- WHAT IS NEEDED -
The records below must be written out exactly, with every picture left behind.

══ PROVIDED RECORDS

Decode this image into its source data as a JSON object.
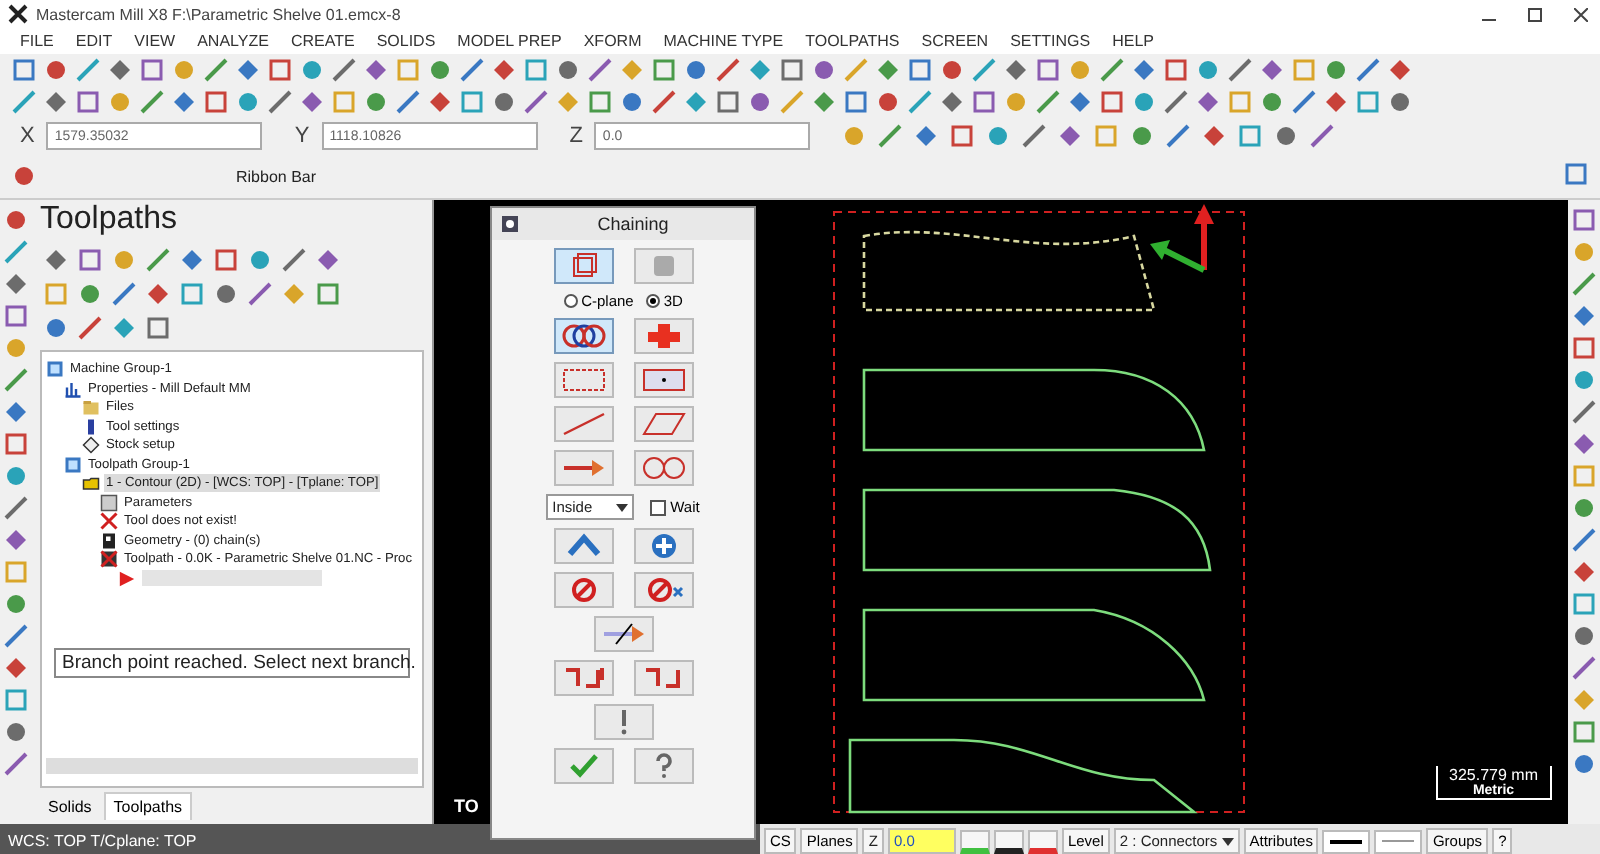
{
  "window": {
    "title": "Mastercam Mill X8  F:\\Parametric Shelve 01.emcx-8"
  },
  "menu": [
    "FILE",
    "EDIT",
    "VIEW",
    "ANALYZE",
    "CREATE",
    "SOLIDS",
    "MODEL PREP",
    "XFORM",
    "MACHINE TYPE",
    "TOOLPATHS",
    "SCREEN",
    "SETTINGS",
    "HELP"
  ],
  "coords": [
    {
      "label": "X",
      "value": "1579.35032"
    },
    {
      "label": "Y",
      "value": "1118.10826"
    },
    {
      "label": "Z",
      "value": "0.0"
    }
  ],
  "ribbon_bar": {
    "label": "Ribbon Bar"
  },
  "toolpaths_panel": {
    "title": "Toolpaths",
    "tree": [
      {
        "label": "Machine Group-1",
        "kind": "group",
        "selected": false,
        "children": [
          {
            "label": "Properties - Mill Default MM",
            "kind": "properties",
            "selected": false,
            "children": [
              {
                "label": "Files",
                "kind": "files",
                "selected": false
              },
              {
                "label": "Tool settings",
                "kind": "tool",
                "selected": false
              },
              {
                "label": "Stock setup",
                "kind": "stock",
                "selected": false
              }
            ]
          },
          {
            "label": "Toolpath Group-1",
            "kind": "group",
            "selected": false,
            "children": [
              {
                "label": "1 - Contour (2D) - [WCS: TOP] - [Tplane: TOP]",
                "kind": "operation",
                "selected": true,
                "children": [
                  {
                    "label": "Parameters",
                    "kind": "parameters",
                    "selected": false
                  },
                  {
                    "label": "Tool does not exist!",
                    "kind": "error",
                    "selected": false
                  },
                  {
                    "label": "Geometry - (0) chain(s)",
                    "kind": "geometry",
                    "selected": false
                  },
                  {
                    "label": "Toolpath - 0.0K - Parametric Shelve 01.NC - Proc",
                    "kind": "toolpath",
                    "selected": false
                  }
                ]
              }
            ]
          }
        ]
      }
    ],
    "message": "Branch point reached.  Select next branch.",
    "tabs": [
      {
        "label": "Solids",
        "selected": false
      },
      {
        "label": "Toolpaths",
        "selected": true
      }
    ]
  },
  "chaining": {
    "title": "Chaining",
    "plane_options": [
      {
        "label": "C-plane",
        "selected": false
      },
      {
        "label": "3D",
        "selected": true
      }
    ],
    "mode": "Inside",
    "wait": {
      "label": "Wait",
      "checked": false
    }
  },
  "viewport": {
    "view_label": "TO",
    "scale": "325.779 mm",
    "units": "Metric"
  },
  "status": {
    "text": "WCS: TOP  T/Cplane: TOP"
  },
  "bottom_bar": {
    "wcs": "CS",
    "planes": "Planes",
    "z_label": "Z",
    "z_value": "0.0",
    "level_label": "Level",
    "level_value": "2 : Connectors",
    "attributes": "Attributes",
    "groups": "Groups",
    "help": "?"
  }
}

════

- WRITTEN SOLUTION -
Decode this image into its source data as a JSON object.
{
  "window": {
    "title": "Mastercam Mill X8  F:\\Parametric Shelve 01.emcx-8"
  },
  "menu": [
    "FILE",
    "EDIT",
    "VIEW",
    "ANALYZE",
    "CREATE",
    "SOLIDS",
    "MODEL PREP",
    "XFORM",
    "MACHINE TYPE",
    "TOOLPATHS",
    "SCREEN",
    "SETTINGS",
    "HELP"
  ],
  "coords": [
    {
      "label": "X",
      "value": "1579.35032"
    },
    {
      "label": "Y",
      "value": "1118.10826"
    },
    {
      "label": "Z",
      "value": "0.0"
    }
  ],
  "ribbon_bar": {
    "label": "Ribbon Bar"
  },
  "toolpaths_panel": {
    "title": "Toolpaths",
    "tree": [
      {
        "label": "Machine Group-1",
        "kind": "group",
        "selected": false,
        "children": [
          {
            "label": "Properties - Mill Default MM",
            "kind": "properties",
            "selected": false,
            "children": [
              {
                "label": "Files",
                "kind": "files",
                "selected": false
              },
              {
                "label": "Tool settings",
                "kind": "tool",
                "selected": false
              },
              {
                "label": "Stock setup",
                "kind": "stock",
                "selected": false
              }
            ]
          },
          {
            "label": "Toolpath Group-1",
            "kind": "group",
            "selected": false,
            "children": [
              {
                "label": "1 - Contour (2D) - [WCS: TOP] - [Tplane: TOP]",
                "kind": "operation",
                "selected": true,
                "children": [
                  {
                    "label": "Parameters",
                    "kind": "parameters",
                    "selected": false
                  },
                  {
                    "label": "Tool does not exist!",
                    "kind": "error",
                    "selected": false
                  },
                  {
                    "label": "Geometry - (0) chain(s)",
                    "kind": "geometry",
                    "selected": false
                  },
                  {
                    "label": "Toolpath - 0.0K - Parametric Shelve 01.NC - Proc",
                    "kind": "toolpath",
                    "selected": false
                  }
                ]
              }
            ]
          }
        ]
      }
    ],
    "message": "Branch point reached.  Select next branch.",
    "tabs": [
      {
        "label": "Solids",
        "selected": false
      },
      {
        "label": "Toolpaths",
        "selected": true
      }
    ]
  },
  "chaining": {
    "title": "Chaining",
    "plane_options": [
      {
        "label": "C-plane",
        "selected": false
      },
      {
        "label": "3D",
        "selected": true
      }
    ],
    "mode": "Inside",
    "wait": {
      "label": "Wait",
      "checked": false
    }
  },
  "viewport": {
    "view_label": "TO",
    "scale": "325.779 mm",
    "units": "Metric"
  },
  "status": {
    "text": "WCS: TOP  T/Cplane: TOP"
  },
  "bottom_bar": {
    "wcs": "CS",
    "planes": "Planes",
    "z_label": "Z",
    "z_value": "0.0",
    "level_label": "Level",
    "level_value": "2 : Connectors",
    "attributes": "Attributes",
    "groups": "Groups",
    "help": "?"
  }
}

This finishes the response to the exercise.